[What this task involves] Turn every line of the material below into a numbered list, skipping any blank lines.
+--
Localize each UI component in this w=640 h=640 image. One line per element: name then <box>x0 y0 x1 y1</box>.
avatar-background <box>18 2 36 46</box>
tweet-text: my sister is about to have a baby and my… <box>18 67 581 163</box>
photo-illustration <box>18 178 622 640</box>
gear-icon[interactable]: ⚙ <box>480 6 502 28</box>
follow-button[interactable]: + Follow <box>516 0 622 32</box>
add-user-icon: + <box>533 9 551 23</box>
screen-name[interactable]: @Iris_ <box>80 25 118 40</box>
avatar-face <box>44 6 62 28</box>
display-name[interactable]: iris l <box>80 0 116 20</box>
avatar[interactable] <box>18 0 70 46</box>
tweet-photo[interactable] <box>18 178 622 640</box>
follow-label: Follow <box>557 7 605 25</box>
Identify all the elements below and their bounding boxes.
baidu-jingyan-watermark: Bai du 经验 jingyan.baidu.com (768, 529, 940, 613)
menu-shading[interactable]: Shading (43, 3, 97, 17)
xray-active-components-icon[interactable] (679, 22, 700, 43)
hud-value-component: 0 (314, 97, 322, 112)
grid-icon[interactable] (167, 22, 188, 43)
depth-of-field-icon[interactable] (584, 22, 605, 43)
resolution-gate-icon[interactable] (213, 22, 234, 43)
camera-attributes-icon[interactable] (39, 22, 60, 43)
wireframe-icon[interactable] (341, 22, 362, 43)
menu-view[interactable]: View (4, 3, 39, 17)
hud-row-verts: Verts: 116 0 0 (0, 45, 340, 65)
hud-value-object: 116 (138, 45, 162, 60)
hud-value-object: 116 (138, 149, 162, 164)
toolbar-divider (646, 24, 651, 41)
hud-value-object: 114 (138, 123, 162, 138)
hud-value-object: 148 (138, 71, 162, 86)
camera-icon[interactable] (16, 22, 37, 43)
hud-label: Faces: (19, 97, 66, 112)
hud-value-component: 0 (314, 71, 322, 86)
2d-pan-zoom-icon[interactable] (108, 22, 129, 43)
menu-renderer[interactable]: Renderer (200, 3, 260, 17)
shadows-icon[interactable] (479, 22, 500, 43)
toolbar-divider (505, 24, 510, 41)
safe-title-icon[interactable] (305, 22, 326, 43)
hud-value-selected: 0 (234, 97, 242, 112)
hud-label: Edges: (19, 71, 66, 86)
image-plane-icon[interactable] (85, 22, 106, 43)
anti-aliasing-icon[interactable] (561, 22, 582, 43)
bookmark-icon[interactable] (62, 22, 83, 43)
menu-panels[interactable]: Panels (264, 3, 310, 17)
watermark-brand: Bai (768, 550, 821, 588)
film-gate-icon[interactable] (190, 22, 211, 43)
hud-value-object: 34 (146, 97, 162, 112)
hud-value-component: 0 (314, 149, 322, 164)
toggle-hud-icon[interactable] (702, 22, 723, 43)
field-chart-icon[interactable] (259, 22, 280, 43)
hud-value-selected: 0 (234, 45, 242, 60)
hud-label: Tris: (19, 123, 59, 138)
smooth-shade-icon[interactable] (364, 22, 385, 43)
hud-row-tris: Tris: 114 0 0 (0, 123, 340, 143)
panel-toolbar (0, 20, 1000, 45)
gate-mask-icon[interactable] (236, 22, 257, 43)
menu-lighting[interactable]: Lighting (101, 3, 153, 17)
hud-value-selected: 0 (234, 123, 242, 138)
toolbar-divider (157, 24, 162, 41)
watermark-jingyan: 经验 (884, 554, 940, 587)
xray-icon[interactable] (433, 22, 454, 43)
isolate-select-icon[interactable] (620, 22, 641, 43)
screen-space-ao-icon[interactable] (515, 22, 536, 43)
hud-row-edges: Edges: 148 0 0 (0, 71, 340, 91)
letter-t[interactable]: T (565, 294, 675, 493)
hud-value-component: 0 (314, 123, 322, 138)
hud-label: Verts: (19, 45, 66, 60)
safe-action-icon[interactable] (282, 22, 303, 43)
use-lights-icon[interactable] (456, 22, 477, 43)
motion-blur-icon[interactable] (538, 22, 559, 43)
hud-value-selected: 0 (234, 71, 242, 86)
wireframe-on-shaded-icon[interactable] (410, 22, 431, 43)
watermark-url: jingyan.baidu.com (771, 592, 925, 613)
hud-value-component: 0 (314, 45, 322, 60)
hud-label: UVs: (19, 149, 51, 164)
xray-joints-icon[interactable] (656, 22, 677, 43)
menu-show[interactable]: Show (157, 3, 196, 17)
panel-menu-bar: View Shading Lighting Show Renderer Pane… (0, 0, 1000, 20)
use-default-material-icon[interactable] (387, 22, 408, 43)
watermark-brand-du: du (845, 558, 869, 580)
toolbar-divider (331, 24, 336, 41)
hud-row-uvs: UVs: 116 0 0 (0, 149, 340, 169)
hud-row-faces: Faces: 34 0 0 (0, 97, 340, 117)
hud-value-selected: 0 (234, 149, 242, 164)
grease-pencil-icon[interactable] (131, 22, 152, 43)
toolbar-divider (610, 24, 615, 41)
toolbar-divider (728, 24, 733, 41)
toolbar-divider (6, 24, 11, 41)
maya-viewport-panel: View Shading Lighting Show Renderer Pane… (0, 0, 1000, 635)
+--
[Task answer]
1. Localize each UI component in this w=640 h=640 image. One line per element: name then <box>x0 y0 x1 y1</box>.
2. avatar-background <box>18 2 36 46</box>
3. tweet-text: my sister is about to have a baby and my… <box>18 67 581 163</box>
4. photo-illustration <box>18 178 622 640</box>
5. gear-icon[interactable]: ⚙ <box>480 6 502 28</box>
6. follow-button[interactable]: + Follow <box>516 0 622 32</box>
7. add-user-icon: + <box>533 9 551 23</box>
8. screen-name[interactable]: @Iris_ <box>80 25 118 40</box>
9. avatar-face <box>44 6 62 28</box>
10. display-name[interactable]: iris l <box>80 0 116 20</box>
11. avatar[interactable] <box>18 0 70 46</box>
12. tweet-photo[interactable] <box>18 178 622 640</box>
13. follow-label: Follow <box>557 7 605 25</box>
14. Identify all the elements below and their bounding boxes.
15. baidu-jingyan-watermark: Bai du 经验 jingyan.baidu.com (768, 529, 940, 613)
16. menu-shading[interactable]: Shading (43, 3, 97, 17)
17. xray-active-components-icon[interactable] (679, 22, 700, 43)
18. hud-value-component: 0 (314, 97, 322, 112)
19. grid-icon[interactable] (167, 22, 188, 43)
20. depth-of-field-icon[interactable] (584, 22, 605, 43)
21. resolution-gate-icon[interactable] (213, 22, 234, 43)
22. camera-attributes-icon[interactable] (39, 22, 60, 43)
23. wireframe-icon[interactable] (341, 22, 362, 43)
24. menu-view[interactable]: View (4, 3, 39, 17)
25. hud-row-verts: Verts: 116 0 0 (0, 45, 340, 65)
26. hud-value-object: 116 (138, 45, 162, 60)
27. hud-value-object: 116 (138, 149, 162, 164)
28. toolbar-divider (646, 24, 651, 41)
29. hud-value-object: 114 (138, 123, 162, 138)
30. hud-value-object: 148 (138, 71, 162, 86)
31. camera-icon[interactable] (16, 22, 37, 43)
32. hud-label: Faces: (19, 97, 66, 112)
33. hud-value-component: 0 (314, 71, 322, 86)
34. 2d-pan-zoom-icon[interactable] (108, 22, 129, 43)
35. menu-renderer[interactable]: Renderer (200, 3, 260, 17)
36. shadows-icon[interactable] (479, 22, 500, 43)
37. toolbar-divider (505, 24, 510, 41)
38. safe-title-icon[interactable] (305, 22, 326, 43)
39. hud-value-selected: 0 (234, 97, 242, 112)
40. hud-label: Edges: (19, 71, 66, 86)
41. image-plane-icon[interactable] (85, 22, 106, 43)
42. anti-aliasing-icon[interactable] (561, 22, 582, 43)
43. bookmark-icon[interactable] (62, 22, 83, 43)
44. menu-panels[interactable]: Panels (264, 3, 310, 17)
45. watermark-brand: Bai (768, 550, 821, 588)
46. film-gate-icon[interactable] (190, 22, 211, 43)
47. hud-value-object: 34 (146, 97, 162, 112)
48. hud-value-component: 0 (314, 149, 322, 164)
49. toggle-hud-icon[interactable] (702, 22, 723, 43)
50. field-chart-icon[interactable] (259, 22, 280, 43)
51. hud-value-selected: 0 (234, 45, 242, 60)
52. hud-label: Tris: (19, 123, 59, 138)
53. smooth-shade-icon[interactable] (364, 22, 385, 43)
54. hud-row-tris: Tris: 114 0 0 (0, 123, 340, 143)
55. panel-toolbar (0, 20, 1000, 45)
56. gate-mask-icon[interactable] (236, 22, 257, 43)
57. menu-lighting[interactable]: Lighting (101, 3, 153, 17)
58. hud-value-selected: 0 (234, 123, 242, 138)
59. toolbar-divider (157, 24, 162, 41)
60. watermark-jingyan: 经验 (884, 554, 940, 587)
61. xray-icon[interactable] (433, 22, 454, 43)
62. isolate-select-icon[interactable] (620, 22, 641, 43)
63. screen-space-ao-icon[interactable] (515, 22, 536, 43)
64. hud-row-edges: Edges: 148 0 0 (0, 71, 340, 91)
65. letter-t[interactable]: T (565, 294, 675, 493)
66. hud-value-component: 0 (314, 123, 322, 138)
67. hud-label: Verts: (19, 45, 66, 60)
68. safe-action-icon[interactable] (282, 22, 303, 43)
69. use-lights-icon[interactable] (456, 22, 477, 43)
70. motion-blur-icon[interactable] (538, 22, 559, 43)
71. hud-value-selected: 0 (234, 71, 242, 86)
72. wireframe-on-shaded-icon[interactable] (410, 22, 431, 43)
73. watermark-url: jingyan.baidu.com (771, 592, 925, 613)
74. hud-value-component: 0 (314, 45, 322, 60)
75. hud-label: UVs: (19, 149, 51, 164)
76. xray-joints-icon[interactable] (656, 22, 677, 43)
77. menu-show[interactable]: Show (157, 3, 196, 17)
78. panel-menu-bar: View Shading Lighting Show Renderer Pane… (0, 0, 1000, 20)
79. use-default-material-icon[interactable] (387, 22, 408, 43)
80. watermark-brand-du: du (845, 558, 869, 580)
81. toolbar-divider (331, 24, 336, 41)
82. hud-row-uvs: UVs: 116 0 0 (0, 149, 340, 169)
83. hud-row-faces: Faces: 34 0 0 (0, 97, 340, 117)
84. hud-value-selected: 0 (234, 149, 242, 164)
85. grease-pencil-icon[interactable] (131, 22, 152, 43)
86. toolbar-divider (610, 24, 615, 41)
87. toolbar-divider (728, 24, 733, 41)
88. toolbar-divider (6, 24, 11, 41)
89. maya-viewport-panel: View Shading Lighting Show Renderer Pane… (0, 0, 1000, 635)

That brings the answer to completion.